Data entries
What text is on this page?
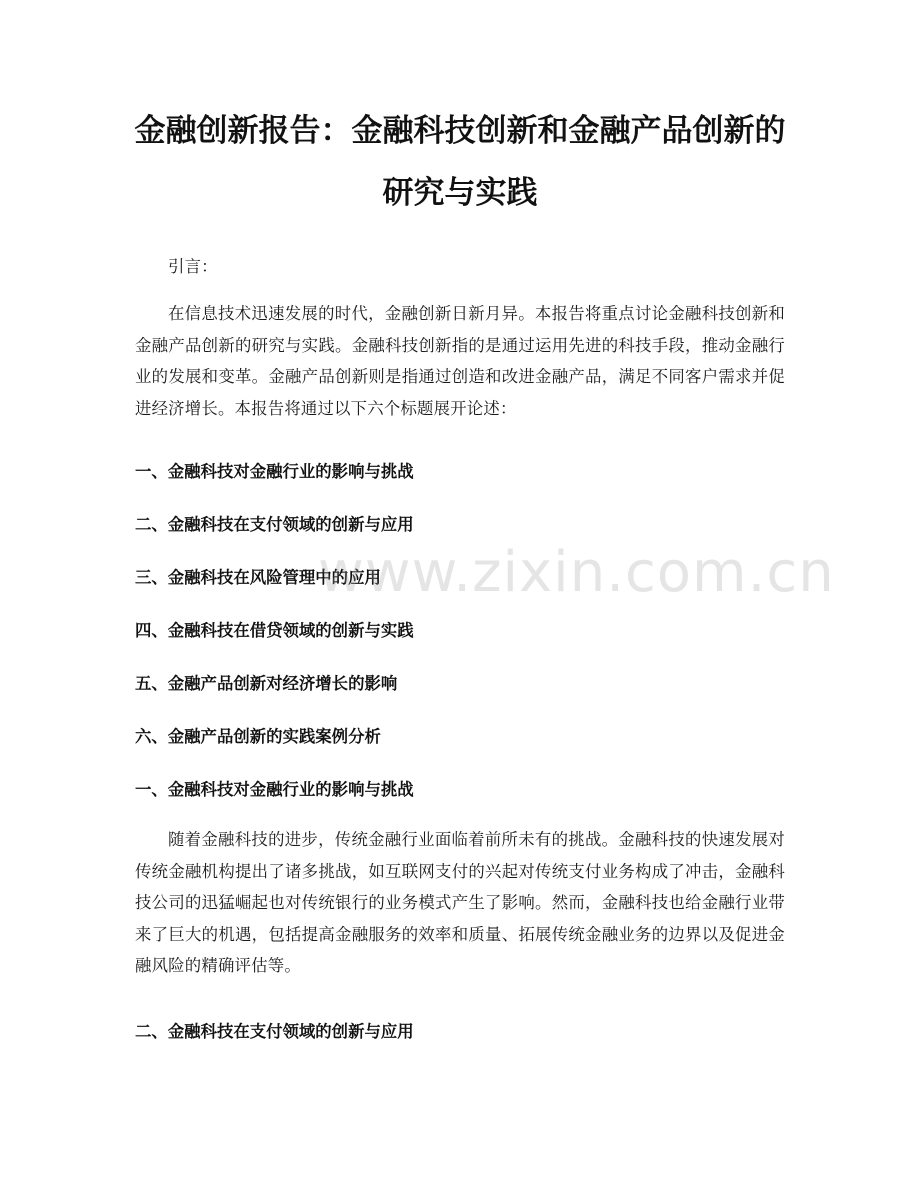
金融创新报告：金融科技创新和金融产品创新的研究与实践

引言：

在信息技术迅速发展的时代，金融创新日新月异。本报告将重点讨论金融科技创新和金融产品创新的研究与实践。金融科技创新指的是通过运用先进的科技手段，推动金融行业的发展和变革。金融产品创新则是指通过创造和改进金融产品，满足不同客户需求并促进经济增长。本报告将通过以下六个标题展开论述：

一、金融科技对金融行业的影响与挑战

二、金融科技在支付领域的创新与应用

三、金融科技在风险管理中的应用

四、金融科技在借贷领域的创新与实践

五、金融产品创新对经济增长的影响

六、金融产品创新的实践案例分析

一、金融科技对金融行业的影响与挑战

随着金融科技的进步，传统金融行业面临着前所未有的挑战。金融科技的快速发展对传统金融机构提出了诸多挑战，如互联网支付的兴起对传统支付业务构成了冲击，金融科技公司的迅猛崛起也对传统银行的业务模式产生了影响。然而，金融科技也给金融行业带来了巨大的机遇，包括提高金融服务的效率和质量、拓展传统金融业务的边界以及促进金融风险的精确评估等。

二、金融科技在支付领域的创新与应用

www.zixin.com.cn
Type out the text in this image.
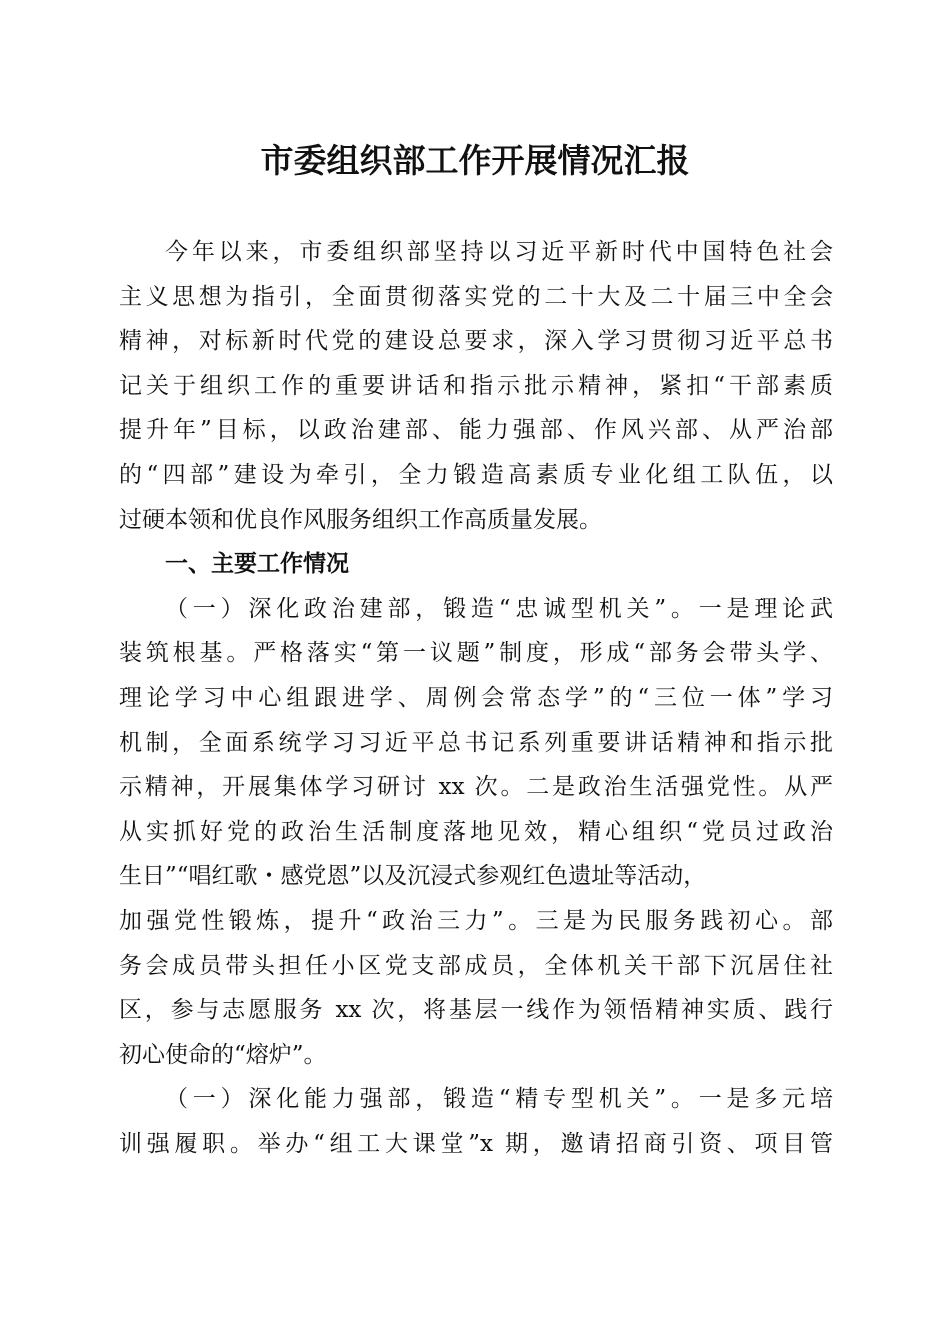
市委组织部工作开展情况汇报
今年以来，市委组织部坚持以习近平新时代中国特色社会
主义思想为指引，全面贯彻落实党的二十大及二十届三中全会
精神，对标新时代党的建设总要求，深入学习贯彻习近平总书
记关于组织工作的重要讲话和指示批示精神，紧扣“干部素质
提升年”目标，以政治建部、能力强部、作风兴部、从严治部
的“四部”建设为牵引，全力锻造高素质专业化组工队伍，以
过硬本领和优良作风服务组织工作高质量发展。
一、主要工作情况
（一）深化政治建部，锻造“忠诚型机关”。一是理论武
装筑根基。严格落实“第一议题”制度，形成“部务会带头学、
理论学习中心组跟进学、周例会常态学”的“三位一体”学习
机制，全面系统学习习近平总书记系列重要讲话精神和指示批
示精神，开展集体学习研讨 xx 次。二是政治生活强党性。从严
从实抓好党的政治生活制度落地见效，精心组织“党员过政治
生日”“唱红歌・感党恩”以及沉浸式参观红色遗址等活动，
加强党性锻炼，提升“政治三力”。三是为民服务践初心。部
务会成员带头担任小区党支部成员，全体机关干部下沉居住社
区，参与志愿服务 xx 次，将基层一线作为领悟精神实质、践行
初心使命的“熔炉”。
（一）深化能力强部，锻造“精专型机关”。一是多元培
训强履职。举办“组工大课堂”x 期，邀请招商引资、项目管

◆ WHAT NEEDS TO BE DONE
Copy each line of the records above that carries the word "text".

◆ WORKED ANSWER
What text is on this page?
Type out the text in this image.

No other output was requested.